[WHAT IS NEEDED]:
Copy the following entries word for word, without the pictures.

begin RECORD LIST

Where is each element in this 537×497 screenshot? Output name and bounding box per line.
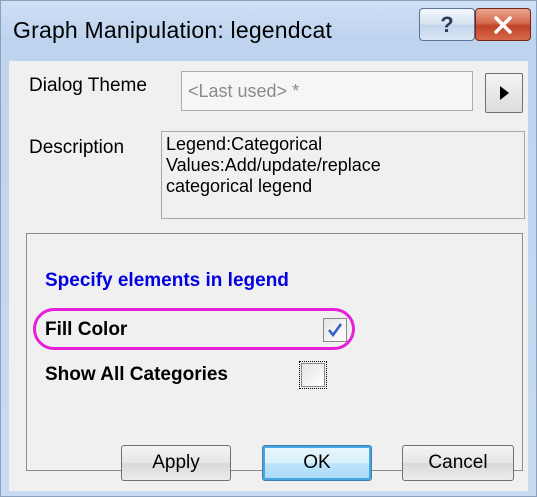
close-button[interactable] bbox=[475, 8, 531, 41]
show-all-categories-label: Show All Categories bbox=[45, 364, 228, 385]
theme-menu-button[interactable] bbox=[485, 73, 523, 113]
window-title: Graph Manipulation: legendcat bbox=[13, 17, 333, 43]
apply-button[interactable]: Apply bbox=[121, 445, 231, 481]
description-line: Values:Add/update/replace bbox=[166, 155, 381, 175]
dialog-theme-field[interactable]: <Last used> * bbox=[181, 71, 473, 111]
dialog-body: Dialog Theme <Last used> * Description L… bbox=[9, 61, 528, 491]
description-line: categorical legend bbox=[166, 176, 313, 196]
description-field: Legend:Categorical Values:Add/update/rep… bbox=[161, 131, 525, 219]
title-bar[interactable]: Graph Manipulation: legendcat ? bbox=[1, 1, 536, 61]
legend-options-group: Specify elements in legend Fill Color Sh… bbox=[26, 233, 523, 471]
ok-button[interactable]: OK bbox=[262, 445, 372, 481]
highlight-ellipse bbox=[33, 308, 355, 350]
dialog-window: Graph Manipulation: legendcat ? Dialog T… bbox=[0, 0, 537, 497]
triangle-right-icon bbox=[500, 86, 509, 100]
help-label: ? bbox=[440, 11, 454, 37]
show-all-categories-checkbox[interactable] bbox=[299, 361, 327, 389]
cancel-button[interactable]: Cancel bbox=[402, 445, 514, 481]
close-icon bbox=[494, 15, 512, 34]
description-label: Description bbox=[29, 137, 125, 158]
help-button[interactable]: ? bbox=[419, 8, 475, 41]
dialog-theme-label: Dialog Theme bbox=[29, 75, 147, 96]
description-line: Legend:Categorical bbox=[166, 134, 323, 154]
group-heading: Specify elements in legend bbox=[45, 270, 289, 291]
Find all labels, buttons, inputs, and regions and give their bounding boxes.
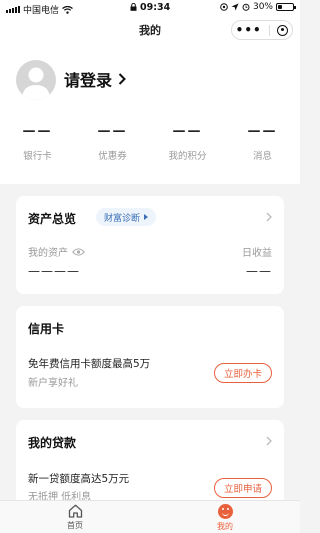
battery-percent: 30% [252,2,273,12]
mini-program-capsule: ••• [231,20,293,40]
stats-row: —— 银行卡 —— 优惠券 —— 我的积分 —— 消息 [0,124,300,162]
avatar[interactable] [16,60,56,100]
assets-title: 资产总览 [28,212,77,226]
lock-icon [130,2,137,11]
chevron-right-icon [266,212,272,222]
chevron-right-icon [118,73,126,85]
credit-card-title: 信用卡 [28,322,65,336]
tab-me-label: 我的 [217,522,233,531]
stat-label: 优惠券 [98,151,127,162]
my-assets-row: 我的资产 [28,244,85,259]
diagnosis-label: 财富诊断 [104,213,141,224]
loans-description: 新一贷额度高达5万元 [28,473,130,485]
triangle-right-icon [144,214,149,220]
daily-income-label: 日收益 [242,248,272,259]
close-target-icon[interactable] [277,24,289,36]
at-icon [220,3,228,11]
stat-bank-cards[interactable]: —— 银行卡 [0,124,75,162]
stat-value: —— [97,124,128,139]
battery-level [278,5,282,9]
my-assets-label: 我的资产 [28,248,68,259]
stat-messages[interactable]: —— 消息 [225,124,300,162]
tab-bar: 首页 我的 [0,500,300,533]
alarm-icon [242,3,250,11]
home-icon [68,504,82,518]
battery-icon [276,3,296,11]
chevron-right-icon [266,436,272,446]
tab-home[interactable]: 首页 [0,501,150,533]
tab-me[interactable]: 我的 [150,501,300,533]
more-icon[interactable]: ••• [236,24,262,36]
my-assets-value: ———— [28,264,80,278]
eye-icon[interactable] [72,247,85,256]
status-bar: 中国电信 09:34 30% [0,0,300,16]
apply-loan-button[interactable]: 立即申请 [213,478,272,498]
status-time: 09:34 [140,2,171,13]
default-avatar-icon [22,67,50,100]
stat-value: —— [172,124,203,139]
tab-home-label: 首页 [67,521,83,530]
daily-income-value: —— [246,264,272,278]
location-icon [231,3,239,11]
status-right: 30% [220,2,296,12]
stat-label: 消息 [252,151,272,162]
profile-face-icon [217,504,233,519]
loans-title: 我的贷款 [28,436,77,450]
stat-value: —— [247,124,278,139]
credit-card-card[interactable]: 信用卡 免年费信用卡额度最高5万 新户享好礼 立即办卡 [16,306,284,408]
stat-points[interactable]: —— 我的积分 [150,124,225,162]
credit-card-subtitle: 新户享好礼 [28,378,78,389]
apply-card-button[interactable]: 立即办卡 [213,363,272,383]
assets-card[interactable]: 资产总览 财富诊断 我的资产 日收益 ———— —— [16,196,284,294]
nav-bar: 我的 ••• [0,16,300,44]
profile-section: 请登录 —— 银行卡 —— 优惠券 —— 我的积分 —— 消息 [0,44,300,184]
stat-coupons[interactable]: —— 优惠券 [75,124,150,162]
wealth-diagnosis-tag[interactable]: 财富诊断 [96,208,157,226]
login-label: 请登录 [64,71,113,90]
stat-label: 银行卡 [23,151,52,162]
credit-card-description: 免年费信用卡额度最高5万 [28,358,151,370]
stat-value: —— [22,124,53,139]
login-link[interactable]: 请登录 [64,67,126,91]
capsule-divider [269,24,270,36]
stat-label: 我的积分 [168,151,207,162]
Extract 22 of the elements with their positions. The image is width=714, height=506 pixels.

end RECORD LIST

[RESPONSE TO THIS EXERCISE]:
Where is each element in this 537×497 screenshot? Output name and bounding box per line.
close-button[interactable] bbox=[475, 8, 531, 41]
show-all-categories-label: Show All Categories bbox=[45, 364, 228, 385]
theme-menu-button[interactable] bbox=[485, 73, 523, 113]
window-title: Graph Manipulation: legendcat bbox=[13, 17, 333, 43]
apply-button[interactable]: Apply bbox=[121, 445, 231, 481]
description-line: Values:Add/update/replace bbox=[166, 155, 381, 175]
dialog-theme-field[interactable]: <Last used> * bbox=[181, 71, 473, 111]
dialog-body: Dialog Theme <Last used> * Description L… bbox=[9, 61, 528, 491]
description-line: categorical legend bbox=[166, 176, 313, 196]
description-field: Legend:Categorical Values:Add/update/rep… bbox=[161, 131, 525, 219]
title-bar[interactable]: Graph Manipulation: legendcat ? bbox=[1, 1, 536, 61]
legend-options-group: Specify elements in legend Fill Color Sh… bbox=[26, 233, 523, 471]
ok-button[interactable]: OK bbox=[262, 445, 372, 481]
highlight-ellipse bbox=[33, 308, 355, 350]
dialog-window: Graph Manipulation: legendcat ? Dialog T… bbox=[0, 0, 537, 497]
triangle-right-icon bbox=[500, 86, 509, 100]
help-label: ? bbox=[440, 11, 454, 37]
show-all-categories-checkbox[interactable] bbox=[299, 361, 327, 389]
cancel-button[interactable]: Cancel bbox=[402, 445, 514, 481]
close-icon bbox=[494, 15, 512, 34]
description-label: Description bbox=[29, 137, 125, 158]
help-button[interactable]: ? bbox=[419, 8, 475, 41]
dialog-theme-label: Dialog Theme bbox=[29, 75, 147, 96]
description-line: Legend:Categorical bbox=[166, 134, 323, 154]
group-heading: Specify elements in legend bbox=[45, 270, 289, 291]
Find all labels, buttons, inputs, and regions and give their bounding boxes.
battery-percent: 30% [252,2,273,12]
mini-program-capsule: ••• [231,20,293,40]
stats-row: —— 银行卡 —— 优惠券 —— 我的积分 —— 消息 [0,124,300,162]
avatar[interactable] [16,60,56,100]
assets-title: 资产总览 [28,212,77,226]
lock-icon [130,2,137,11]
chevron-right-icon [266,212,272,222]
chevron-right-icon [118,73,126,85]
credit-card-title: 信用卡 [28,322,65,336]
tab-me-label: 我的 [217,522,233,531]
stat-label: 优惠券 [98,151,127,162]
my-assets-row: 我的资产 [28,244,85,259]
diagnosis-label: 财富诊断 [104,213,141,224]
loans-description: 新一贷额度高达5万元 [28,473,130,485]
triangle-right-icon [144,214,149,220]
daily-income-label: 日收益 [242,248,272,259]
close-target-icon[interactable] [277,24,289,36]
at-icon [220,3,228,11]
stat-bank-cards[interactable]: —— 银行卡 [0,124,75,162]
stat-value: —— [97,124,128,139]
battery-level [278,5,282,9]
my-assets-label: 我的资产 [28,248,68,259]
stat-messages[interactable]: —— 消息 [225,124,300,162]
tab-bar: 首页 我的 [0,500,300,533]
alarm-icon [242,3,250,11]
home-icon [68,504,82,518]
battery-icon [276,3,296,11]
chevron-right-icon [266,436,272,446]
tab-home[interactable]: 首页 [0,501,150,533]
tab-me[interactable]: 我的 [150,501,300,533]
more-icon[interactable]: ••• [236,24,262,36]
my-assets-value: ———— [28,264,80,278]
eye-icon[interactable] [72,247,85,256]
status-bar: 中国电信 09:34 30% [0,0,300,16]
apply-loan-button[interactable]: 立即申请 [213,478,272,498]
status-time: 09:34 [140,2,171,13]
default-avatar-icon [22,67,50,100]
stat-value: —— [172,124,203,139]
tab-home-label: 首页 [67,521,83,530]
daily-income-value: —— [246,264,272,278]
location-icon [231,3,239,11]
status-right: 30% [220,2,296,12]
stat-label: 消息 [252,151,272,162]
profile-face-icon [217,504,233,519]
loans-title: 我的贷款 [28,436,77,450]
stat-value: —— [247,124,278,139]
credit-card-card[interactable]: 信用卡 免年费信用卡额度最高5万 新户享好礼 立即办卡 [16,306,284,408]
stat-points[interactable]: —— 我的积分 [150,124,225,162]
credit-card-subtitle: 新户享好礼 [28,378,78,389]
apply-card-button[interactable]: 立即办卡 [213,363,272,383]
assets-card[interactable]: 资产总览 财富诊断 我的资产 日收益 ———— —— [16,196,284,294]
nav-bar: 我的 ••• [0,16,300,44]
profile-section: 请登录 —— 银行卡 —— 优惠券 —— 我的积分 —— 消息 [0,44,300,184]
stat-coupons[interactable]: —— 优惠券 [75,124,150,162]
wealth-diagnosis-tag[interactable]: 财富诊断 [96,208,157,226]
login-label: 请登录 [64,71,113,90]
stat-label: 银行卡 [23,151,52,162]
credit-card-description: 免年费信用卡额度最高5万 [28,358,151,370]
stat-value: —— [22,124,53,139]
login-link[interactable]: 请登录 [64,67,126,91]
capsule-divider [269,24,270,36]
stat-label: 我的积分 [168,151,207,162]
Extract 22 of the elements with their positions. The image is width=714, height=506 pixels.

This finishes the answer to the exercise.